Work through the data line by line, gathering every line that has the word "已知向量".

[Data entries]
>> start

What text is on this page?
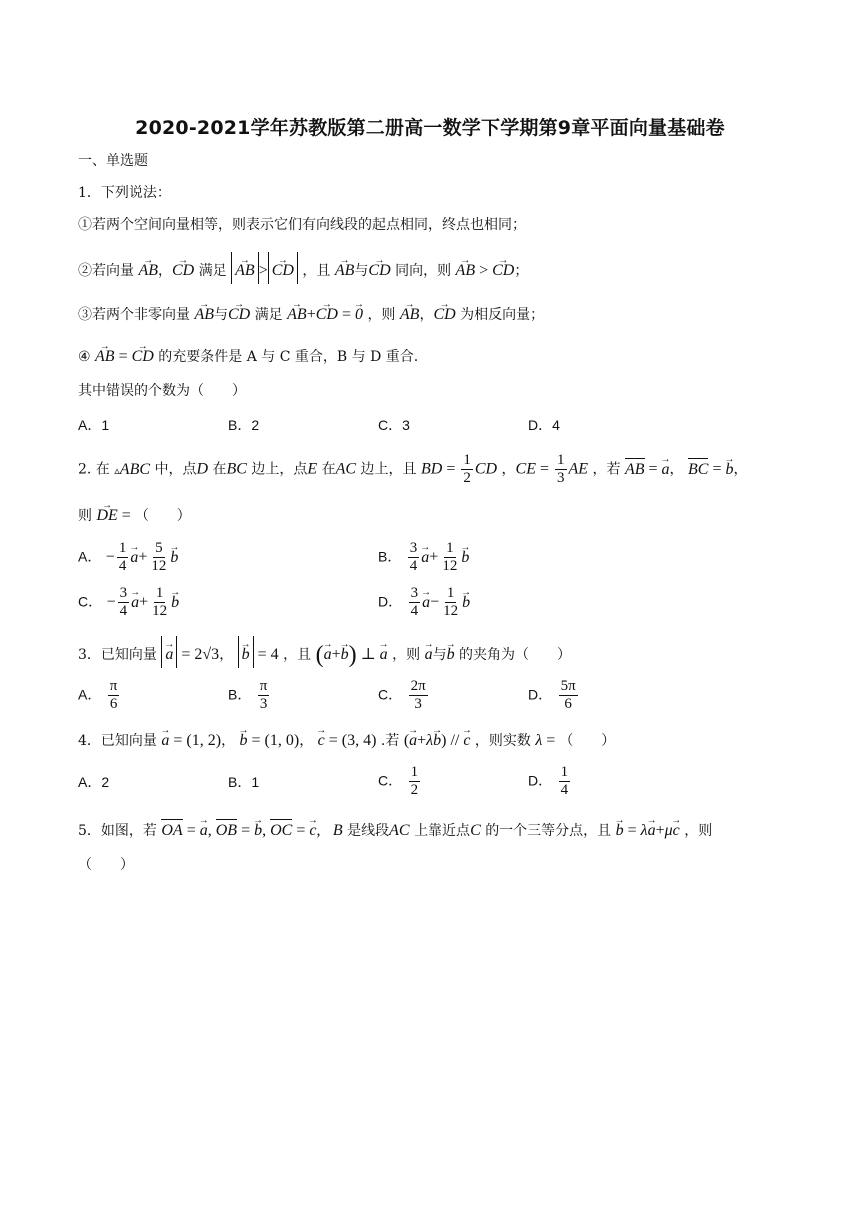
2020-2021学年苏教版第二册高一数学下学期第9章平面向量基础卷
一、单选题
1．下列说法：
①若两个空间向量相等，则表示它们有向线段的起点相同，终点也相同；
②若向量 → AB，→ CD 满足 → AB >→ CD ，且 → AB与→ CD 同向，则 → AB > → CD；
③若两个非零向量 → AB与→ CD 满足 → AB+→ CD = → 0 ，则 → AB，→ CD 为相反向量；
④ → AB = → CD 的充要条件是 A 与 C 重合，B 与 D 重合.
其中错误的个数为（　　）
A．1	B．2	C．3	D．4
2. 在 ▵ABC 中，点D 在BC 边上，点E 在AC 边上，且 BD = $\frac{1}{2}$ CD ，CE = $\frac{1}{3}$ AE ，若 AB = → a， BC = → b，
则 → DE = （　　）
A． − $\frac{1}{4}$
→ $a+ \frac{5}{12}$
→ b	B． $\frac{3}{4}$
→ $a+ \frac{1}{12}$
→ b
C． − $\frac{3}{4}$
→ $a+ \frac{1}{12}$
→ b	D． $\frac{3}{4}$
→ $a- \frac{1}{12}$
→ b
3．已知向量 → a = 2√3， → b = 4 ，且 (→ a+→ b) ⊥ → a ，则 → a与→ b 的夹角为（　　）
A． $\frac{\pi}{6}$	B． $\frac{\pi}{3}$	C． $\frac{2\pi}{3}$	D． $\frac{5\pi}{6}$
4．已知向量 → a = (1, 2)， → b = (1, 0)， → c = (3, 4) .若 (→ a+λ→ b) // → c ，则实数 λ = （　　）
A．2	B．1	C． $\frac{1}{2}$	D． $\frac{1}{4}$
5．如图，若 OA = → a, OB = → b, OC = → c,   B 是线段AC 上靠近点C 的一个三等分点，且 → b = λ→ a+μ→ c ，则
（　　）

>> end

Written solution:
3．已知向量 → a = 2√3， → b = 4 ，且 (→ a+→ b) ⊥ → a ，则 → a与→ b 的夹角为（　　）
4．已知向量 → a = (1, 2)， → b = (1, 0)， → c = (3, 4) .若 (→ a+λ→ b) // → c ，则实数 λ = （　　）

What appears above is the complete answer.